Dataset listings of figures

= = = = =

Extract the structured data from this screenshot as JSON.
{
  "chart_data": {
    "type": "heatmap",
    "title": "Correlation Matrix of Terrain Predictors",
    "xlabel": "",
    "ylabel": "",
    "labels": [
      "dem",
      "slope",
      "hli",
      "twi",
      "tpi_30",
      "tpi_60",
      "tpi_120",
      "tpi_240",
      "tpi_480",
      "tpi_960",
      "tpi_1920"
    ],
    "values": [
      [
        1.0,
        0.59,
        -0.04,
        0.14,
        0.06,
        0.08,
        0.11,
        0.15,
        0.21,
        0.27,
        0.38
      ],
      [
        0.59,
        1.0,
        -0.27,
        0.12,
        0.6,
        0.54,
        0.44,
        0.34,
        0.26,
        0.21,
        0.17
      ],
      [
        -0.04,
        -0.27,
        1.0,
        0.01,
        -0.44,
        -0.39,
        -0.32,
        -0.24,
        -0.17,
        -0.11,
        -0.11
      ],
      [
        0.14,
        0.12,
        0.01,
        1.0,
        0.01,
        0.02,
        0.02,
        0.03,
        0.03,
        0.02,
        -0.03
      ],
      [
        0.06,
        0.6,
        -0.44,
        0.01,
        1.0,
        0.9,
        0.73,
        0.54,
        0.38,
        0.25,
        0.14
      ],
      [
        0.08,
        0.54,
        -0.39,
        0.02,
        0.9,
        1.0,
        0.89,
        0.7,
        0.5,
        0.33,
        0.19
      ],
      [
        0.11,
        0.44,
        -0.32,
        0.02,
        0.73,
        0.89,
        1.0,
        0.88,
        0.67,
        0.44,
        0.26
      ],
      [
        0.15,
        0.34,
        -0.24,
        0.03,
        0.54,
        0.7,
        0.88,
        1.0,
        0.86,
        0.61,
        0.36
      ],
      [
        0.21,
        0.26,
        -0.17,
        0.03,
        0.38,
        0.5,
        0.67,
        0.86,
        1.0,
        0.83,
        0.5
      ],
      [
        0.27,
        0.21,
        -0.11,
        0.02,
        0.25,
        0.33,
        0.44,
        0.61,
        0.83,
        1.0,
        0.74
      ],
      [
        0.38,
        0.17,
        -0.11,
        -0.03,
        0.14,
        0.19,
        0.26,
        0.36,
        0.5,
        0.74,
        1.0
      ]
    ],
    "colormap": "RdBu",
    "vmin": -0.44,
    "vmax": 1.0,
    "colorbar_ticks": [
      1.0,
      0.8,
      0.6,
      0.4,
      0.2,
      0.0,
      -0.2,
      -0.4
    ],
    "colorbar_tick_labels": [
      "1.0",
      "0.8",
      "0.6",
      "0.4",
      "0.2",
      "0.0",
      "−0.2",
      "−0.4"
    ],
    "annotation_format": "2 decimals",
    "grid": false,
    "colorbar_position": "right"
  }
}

= = = = =

GOAL | In this exercise, repeat all entries exactly.

RESPONSE TO THE EXERCISE |
Extract the structured data from this screenshot as JSON.
{
  "chart_data": {
    "type": "heatmap",
    "title": "Correlation Matrix of Terrain Predictors",
    "xlabel": "",
    "ylabel": "",
    "labels": [
      "dem",
      "slope",
      "hli",
      "twi",
      "tpi_30",
      "tpi_60",
      "tpi_120",
      "tpi_240",
      "tpi_480",
      "tpi_960",
      "tpi_1920"
    ],
    "values": [
      [
        1.0,
        0.59,
        -0.04,
        0.14,
        0.06,
        0.08,
        0.11,
        0.15,
        0.21,
        0.27,
        0.38
      ],
      [
        0.59,
        1.0,
        -0.27,
        0.12,
        0.6,
        0.54,
        0.44,
        0.34,
        0.26,
        0.21,
        0.17
      ],
      [
        -0.04,
        -0.27,
        1.0,
        0.01,
        -0.44,
        -0.39,
        -0.32,
        -0.24,
        -0.17,
        -0.11,
        -0.11
      ],
      [
        0.14,
        0.12,
        0.01,
        1.0,
        0.01,
        0.02,
        0.02,
        0.03,
        0.03,
        0.02,
        -0.03
      ],
      [
        0.06,
        0.6,
        -0.44,
        0.01,
        1.0,
        0.9,
        0.73,
        0.54,
        0.38,
        0.25,
        0.14
      ],
      [
        0.08,
        0.54,
        -0.39,
        0.02,
        0.9,
        1.0,
        0.89,
        0.7,
        0.5,
        0.33,
        0.19
      ],
      [
        0.11,
        0.44,
        -0.32,
        0.02,
        0.73,
        0.89,
        1.0,
        0.88,
        0.67,
        0.44,
        0.26
      ],
      [
        0.15,
        0.34,
        -0.24,
        0.03,
        0.54,
        0.7,
        0.88,
        1.0,
        0.86,
        0.61,
        0.36
      ],
      [
        0.21,
        0.26,
        -0.17,
        0.03,
        0.38,
        0.5,
        0.67,
        0.86,
        1.0,
        0.83,
        0.5
      ],
      [
        0.27,
        0.21,
        -0.11,
        0.02,
        0.25,
        0.33,
        0.44,
        0.61,
        0.83,
        1.0,
        0.74
      ],
      [
        0.38,
        0.17,
        -0.11,
        -0.03,
        0.14,
        0.19,
        0.26,
        0.36,
        0.5,
        0.74,
        1.0
      ]
    ],
    "colormap": "RdBu",
    "vmin": -0.44,
    "vmax": 1.0,
    "colorbar_ticks": [
      1.0,
      0.8,
      0.6,
      0.4,
      0.2,
      0.0,
      -0.2,
      -0.4
    ],
    "colorbar_tick_labels": [
      "1.0",
      "0.8",
      "0.6",
      "0.4",
      "0.2",
      "0.0",
      "−0.2",
      "−0.4"
    ],
    "annotation_format": "2 decimals",
    "grid": false,
    "colorbar_position": "right"
  }
}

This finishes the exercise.